● **EXERCISE DESCRIPTION**
Your task is to transcribe the records exactly, skipping every image.
___
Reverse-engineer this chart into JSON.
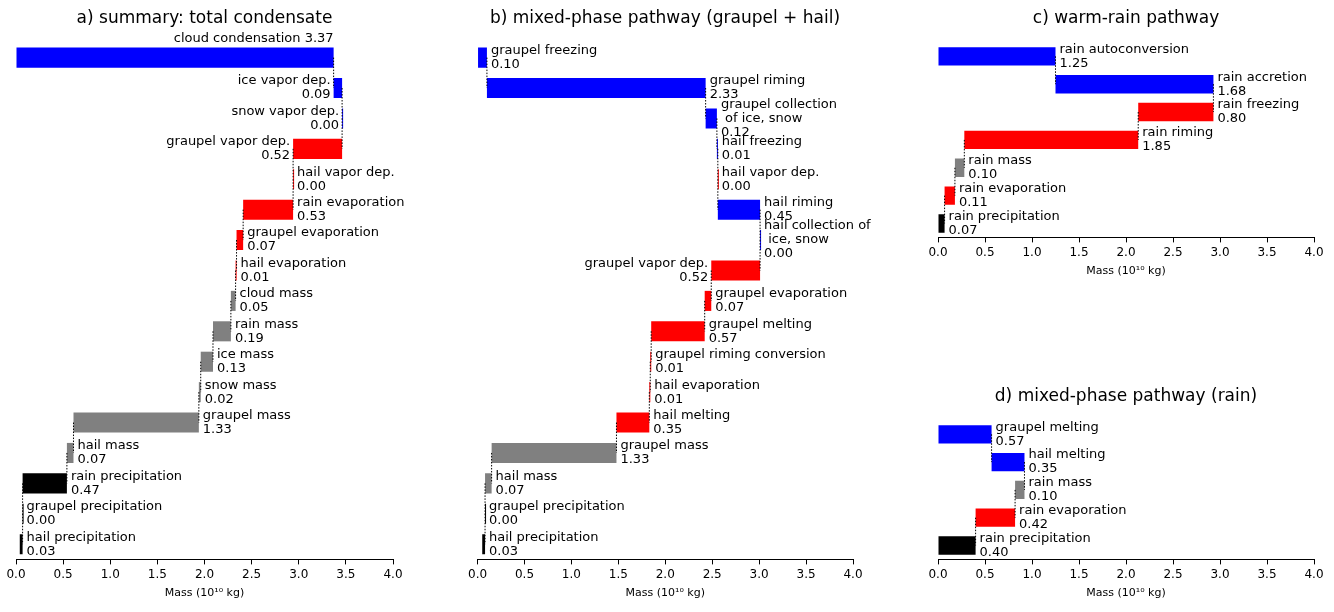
{
  "chart_data": [
    {
      "type": "bar",
      "orientation": "horizontal",
      "title": "a) summary: total condensate",
      "xlabel": "Mass (10¹⁰ kg)",
      "tick_labels": "x",
      "xlim": [
        0,
        4
      ],
      "xticks": [
        {
          "value": 0,
          "label": "0.0"
        },
        {
          "value": 0.5,
          "label": "0.5"
        },
        {
          "value": 1,
          "label": "1.0"
        },
        {
          "value": 1.5,
          "label": "1.5"
        },
        {
          "value": 2,
          "label": "2.0"
        },
        {
          "value": 2.5,
          "label": "2.5"
        },
        {
          "value": 3,
          "label": "3.0"
        },
        {
          "value": 3.5,
          "label": "3.5"
        },
        {
          "value": 4,
          "label": "4.0"
        }
      ],
      "categories": [
        "cloud condensation",
        "ice vapor dep.",
        "snow vapor dep.",
        "graupel vapor dep.",
        "hail vapor dep.",
        "rain evaporation",
        "graupel evaporation",
        "hail evaporation",
        "cloud mass",
        "rain mass",
        "ice mass",
        "snow mass",
        "graupel mass",
        "hail mass",
        "rain precipitation",
        "graupel precipitation",
        "hail precipitation"
      ],
      "values": [
        3.37,
        0.09,
        0.0,
        0.52,
        0.0,
        0.53,
        0.07,
        0.01,
        0.05,
        0.19,
        0.13,
        0.02,
        1.33,
        0.07,
        0.47,
        0.0,
        0.03
      ],
      "base": [
        0,
        3.37,
        3.46,
        2.94,
        2.94,
        2.41,
        2.34,
        2.33,
        2.28,
        2.09,
        1.96,
        1.94,
        0.61,
        0.54,
        0.07,
        0.07,
        0.04
      ],
      "value_labels": [
        "3.37",
        "0.09",
        "0.00",
        "0.52",
        "0.00",
        "0.53",
        "0.07",
        "0.01",
        "0.05",
        "0.19",
        "0.13",
        "0.02",
        "1.33",
        "0.07",
        "0.47",
        "0.00",
        "0.03"
      ],
      "colors": [
        "#0000ff",
        "#0000ff",
        "#0000ff",
        "#ff0000",
        "#ff0000",
        "#ff0000",
        "#ff0000",
        "#ff0000",
        "#808080",
        "#808080",
        "#808080",
        "#808080",
        "#808080",
        "#808080",
        "#000000",
        "#000000",
        "#000000"
      ]
    },
    {
      "type": "bar",
      "orientation": "horizontal",
      "title": "b) mixed-phase pathway (graupel + hail)",
      "xlabel": "Mass (10¹⁰ kg)",
      "tick_labels": "x",
      "xlim": [
        0,
        4
      ],
      "xticks": [
        {
          "value": 0,
          "label": "0.0"
        },
        {
          "value": 0.5,
          "label": "0.5"
        },
        {
          "value": 1,
          "label": "1.0"
        },
        {
          "value": 1.5,
          "label": "1.5"
        },
        {
          "value": 2,
          "label": "2.0"
        },
        {
          "value": 2.5,
          "label": "2.5"
        },
        {
          "value": 3,
          "label": "3.0"
        },
        {
          "value": 3.5,
          "label": "3.5"
        },
        {
          "value": 4,
          "label": "4.0"
        }
      ],
      "categories": [
        "graupel freezing",
        "graupel riming",
        "graupel collection of ice, snow",
        "hail freezing",
        "hail vapor dep.",
        "hail riming",
        "hail collection of ice, snow",
        "graupel vapor dep.",
        "graupel evaporation",
        "graupel melting",
        "graupel riming conversion",
        "hail evaporation",
        "hail melting",
        "graupel mass",
        "hail mass",
        "graupel precipitation",
        "hail precipitation"
      ],
      "values": [
        0.1,
        2.33,
        0.12,
        0.01,
        0.0,
        0.45,
        0.0,
        0.52,
        0.07,
        0.57,
        0.01,
        0.01,
        0.35,
        1.33,
        0.07,
        0.0,
        0.03
      ],
      "base": [
        0,
        0.1,
        2.43,
        2.55,
        2.56,
        2.56,
        3.01,
        2.49,
        2.42,
        1.85,
        1.84,
        1.83,
        1.48,
        0.15,
        0.08,
        0.08,
        0.05
      ],
      "value_labels": [
        "0.10",
        "2.33",
        "0.12",
        "0.01",
        "0.00",
        "0.45",
        "0.00",
        "0.52",
        "0.07",
        "0.57",
        "0.01",
        "0.01",
        "0.35",
        "1.33",
        "0.07",
        "0.00",
        "0.03"
      ],
      "colors": [
        "#0000ff",
        "#0000ff",
        "#0000ff",
        "#0000ff",
        "#ff0000",
        "#0000ff",
        "#0000ff",
        "#ff0000",
        "#ff0000",
        "#ff0000",
        "#ff0000",
        "#ff0000",
        "#ff0000",
        "#808080",
        "#808080",
        "#000000",
        "#000000"
      ]
    },
    {
      "type": "bar",
      "orientation": "horizontal",
      "title": "c) warm-rain pathway",
      "xlabel": "Mass (10¹⁰ kg)",
      "tick_labels": "x",
      "xlim": [
        0,
        4
      ],
      "xticks": [
        {
          "value": 0,
          "label": "0.0"
        },
        {
          "value": 0.5,
          "label": "0.5"
        },
        {
          "value": 1,
          "label": "1.0"
        },
        {
          "value": 1.5,
          "label": "1.5"
        },
        {
          "value": 2,
          "label": "2.0"
        },
        {
          "value": 2.5,
          "label": "2.5"
        },
        {
          "value": 3,
          "label": "3.0"
        },
        {
          "value": 3.5,
          "label": "3.5"
        },
        {
          "value": 4,
          "label": "4.0"
        }
      ],
      "categories": [
        "rain autoconversion",
        "rain accretion",
        "rain freezing",
        "rain riming",
        "rain mass",
        "rain evaporation",
        "rain precipitation"
      ],
      "values": [
        1.25,
        1.68,
        0.8,
        1.85,
        0.1,
        0.11,
        0.07
      ],
      "base": [
        0,
        1.25,
        2.13,
        0.28,
        0.18,
        0.07,
        0
      ],
      "value_labels": [
        "1.25",
        "1.68",
        "0.80",
        "1.85",
        "0.10",
        "0.11",
        "0.07"
      ],
      "colors": [
        "#0000ff",
        "#0000ff",
        "#ff0000",
        "#ff0000",
        "#808080",
        "#ff0000",
        "#000000"
      ]
    },
    {
      "type": "bar",
      "orientation": "horizontal",
      "title": "d) mixed-phase pathway (rain)",
      "xlabel": "Mass (10¹⁰ kg)",
      "tick_labels": "x",
      "xlim": [
        0,
        4
      ],
      "xticks": [
        {
          "value": 0,
          "label": "0.0"
        },
        {
          "value": 0.5,
          "label": "0.5"
        },
        {
          "value": 1,
          "label": "1.0"
        },
        {
          "value": 1.5,
          "label": "1.5"
        },
        {
          "value": 2,
          "label": "2.0"
        },
        {
          "value": 2.5,
          "label": "2.5"
        },
        {
          "value": 3,
          "label": "3.0"
        },
        {
          "value": 3.5,
          "label": "3.5"
        },
        {
          "value": 4,
          "label": "4.0"
        }
      ],
      "categories": [
        "graupel melting",
        "hail melting",
        "rain mass",
        "rain evaporation",
        "rain precipitation"
      ],
      "values": [
        0.57,
        0.35,
        0.1,
        0.42,
        0.4
      ],
      "base": [
        0,
        0.57,
        0.82,
        0.4,
        0
      ],
      "value_labels": [
        "0.57",
        "0.35",
        "0.10",
        "0.42",
        "0.40"
      ],
      "colors": [
        "#0000ff",
        "#0000ff",
        "#808080",
        "#ff0000",
        "#000000"
      ]
    }
  ]
}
___
● **FULL SOLUTION**
Reverse-engineer this chart into JSON.
{
  "chart_data": [
    {
      "type": "bar",
      "orientation": "horizontal",
      "title": "a) summary: total condensate",
      "xlabel": "Mass (10¹⁰ kg)",
      "tick_labels": "x",
      "xlim": [
        0,
        4
      ],
      "xticks": [
        {
          "value": 0,
          "label": "0.0"
        },
        {
          "value": 0.5,
          "label": "0.5"
        },
        {
          "value": 1,
          "label": "1.0"
        },
        {
          "value": 1.5,
          "label": "1.5"
        },
        {
          "value": 2,
          "label": "2.0"
        },
        {
          "value": 2.5,
          "label": "2.5"
        },
        {
          "value": 3,
          "label": "3.0"
        },
        {
          "value": 3.5,
          "label": "3.5"
        },
        {
          "value": 4,
          "label": "4.0"
        }
      ],
      "categories": [
        "cloud condensation",
        "ice vapor dep.",
        "snow vapor dep.",
        "graupel vapor dep.",
        "hail vapor dep.",
        "rain evaporation",
        "graupel evaporation",
        "hail evaporation",
        "cloud mass",
        "rain mass",
        "ice mass",
        "snow mass",
        "graupel mass",
        "hail mass",
        "rain precipitation",
        "graupel precipitation",
        "hail precipitation"
      ],
      "values": [
        3.37,
        0.09,
        0.0,
        0.52,
        0.0,
        0.53,
        0.07,
        0.01,
        0.05,
        0.19,
        0.13,
        0.02,
        1.33,
        0.07,
        0.47,
        0.0,
        0.03
      ],
      "base": [
        0,
        3.37,
        3.46,
        2.94,
        2.94,
        2.41,
        2.34,
        2.33,
        2.28,
        2.09,
        1.96,
        1.94,
        0.61,
        0.54,
        0.07,
        0.07,
        0.04
      ],
      "value_labels": [
        "3.37",
        "0.09",
        "0.00",
        "0.52",
        "0.00",
        "0.53",
        "0.07",
        "0.01",
        "0.05",
        "0.19",
        "0.13",
        "0.02",
        "1.33",
        "0.07",
        "0.47",
        "0.00",
        "0.03"
      ],
      "colors": [
        "#0000ff",
        "#0000ff",
        "#0000ff",
        "#ff0000",
        "#ff0000",
        "#ff0000",
        "#ff0000",
        "#ff0000",
        "#808080",
        "#808080",
        "#808080",
        "#808080",
        "#808080",
        "#808080",
        "#000000",
        "#000000",
        "#000000"
      ]
    },
    {
      "type": "bar",
      "orientation": "horizontal",
      "title": "b) mixed-phase pathway (graupel + hail)",
      "xlabel": "Mass (10¹⁰ kg)",
      "tick_labels": "x",
      "xlim": [
        0,
        4
      ],
      "xticks": [
        {
          "value": 0,
          "label": "0.0"
        },
        {
          "value": 0.5,
          "label": "0.5"
        },
        {
          "value": 1,
          "label": "1.0"
        },
        {
          "value": 1.5,
          "label": "1.5"
        },
        {
          "value": 2,
          "label": "2.0"
        },
        {
          "value": 2.5,
          "label": "2.5"
        },
        {
          "value": 3,
          "label": "3.0"
        },
        {
          "value": 3.5,
          "label": "3.5"
        },
        {
          "value": 4,
          "label": "4.0"
        }
      ],
      "categories": [
        "graupel freezing",
        "graupel riming",
        "graupel collection of ice, snow",
        "hail freezing",
        "hail vapor dep.",
        "hail riming",
        "hail collection of ice, snow",
        "graupel vapor dep.",
        "graupel evaporation",
        "graupel melting",
        "graupel riming conversion",
        "hail evaporation",
        "hail melting",
        "graupel mass",
        "hail mass",
        "graupel precipitation",
        "hail precipitation"
      ],
      "values": [
        0.1,
        2.33,
        0.12,
        0.01,
        0.0,
        0.45,
        0.0,
        0.52,
        0.07,
        0.57,
        0.01,
        0.01,
        0.35,
        1.33,
        0.07,
        0.0,
        0.03
      ],
      "base": [
        0,
        0.1,
        2.43,
        2.55,
        2.56,
        2.56,
        3.01,
        2.49,
        2.42,
        1.85,
        1.84,
        1.83,
        1.48,
        0.15,
        0.08,
        0.08,
        0.05
      ],
      "value_labels": [
        "0.10",
        "2.33",
        "0.12",
        "0.01",
        "0.00",
        "0.45",
        "0.00",
        "0.52",
        "0.07",
        "0.57",
        "0.01",
        "0.01",
        "0.35",
        "1.33",
        "0.07",
        "0.00",
        "0.03"
      ],
      "colors": [
        "#0000ff",
        "#0000ff",
        "#0000ff",
        "#0000ff",
        "#ff0000",
        "#0000ff",
        "#0000ff",
        "#ff0000",
        "#ff0000",
        "#ff0000",
        "#ff0000",
        "#ff0000",
        "#ff0000",
        "#808080",
        "#808080",
        "#000000",
        "#000000"
      ]
    },
    {
      "type": "bar",
      "orientation": "horizontal",
      "title": "c) warm-rain pathway",
      "xlabel": "Mass (10¹⁰ kg)",
      "tick_labels": "x",
      "xlim": [
        0,
        4
      ],
      "xticks": [
        {
          "value": 0,
          "label": "0.0"
        },
        {
          "value": 0.5,
          "label": "0.5"
        },
        {
          "value": 1,
          "label": "1.0"
        },
        {
          "value": 1.5,
          "label": "1.5"
        },
        {
          "value": 2,
          "label": "2.0"
        },
        {
          "value": 2.5,
          "label": "2.5"
        },
        {
          "value": 3,
          "label": "3.0"
        },
        {
          "value": 3.5,
          "label": "3.5"
        },
        {
          "value": 4,
          "label": "4.0"
        }
      ],
      "categories": [
        "rain autoconversion",
        "rain accretion",
        "rain freezing",
        "rain riming",
        "rain mass",
        "rain evaporation",
        "rain precipitation"
      ],
      "values": [
        1.25,
        1.68,
        0.8,
        1.85,
        0.1,
        0.11,
        0.07
      ],
      "base": [
        0,
        1.25,
        2.13,
        0.28,
        0.18,
        0.07,
        0
      ],
      "value_labels": [
        "1.25",
        "1.68",
        "0.80",
        "1.85",
        "0.10",
        "0.11",
        "0.07"
      ],
      "colors": [
        "#0000ff",
        "#0000ff",
        "#ff0000",
        "#ff0000",
        "#808080",
        "#ff0000",
        "#000000"
      ]
    },
    {
      "type": "bar",
      "orientation": "horizontal",
      "title": "d) mixed-phase pathway (rain)",
      "xlabel": "Mass (10¹⁰ kg)",
      "tick_labels": "x",
      "xlim": [
        0,
        4
      ],
      "xticks": [
        {
          "value": 0,
          "label": "0.0"
        },
        {
          "value": 0.5,
          "label": "0.5"
        },
        {
          "value": 1,
          "label": "1.0"
        },
        {
          "value": 1.5,
          "label": "1.5"
        },
        {
          "value": 2,
          "label": "2.0"
        },
        {
          "value": 2.5,
          "label": "2.5"
        },
        {
          "value": 3,
          "label": "3.0"
        },
        {
          "value": 3.5,
          "label": "3.5"
        },
        {
          "value": 4,
          "label": "4.0"
        }
      ],
      "categories": [
        "graupel melting",
        "hail melting",
        "rain mass",
        "rain evaporation",
        "rain precipitation"
      ],
      "values": [
        0.57,
        0.35,
        0.1,
        0.42,
        0.4
      ],
      "base": [
        0,
        0.57,
        0.82,
        0.4,
        0
      ],
      "value_labels": [
        "0.57",
        "0.35",
        "0.10",
        "0.42",
        "0.40"
      ],
      "colors": [
        "#0000ff",
        "#0000ff",
        "#808080",
        "#ff0000",
        "#000000"
      ]
    }
  ]
}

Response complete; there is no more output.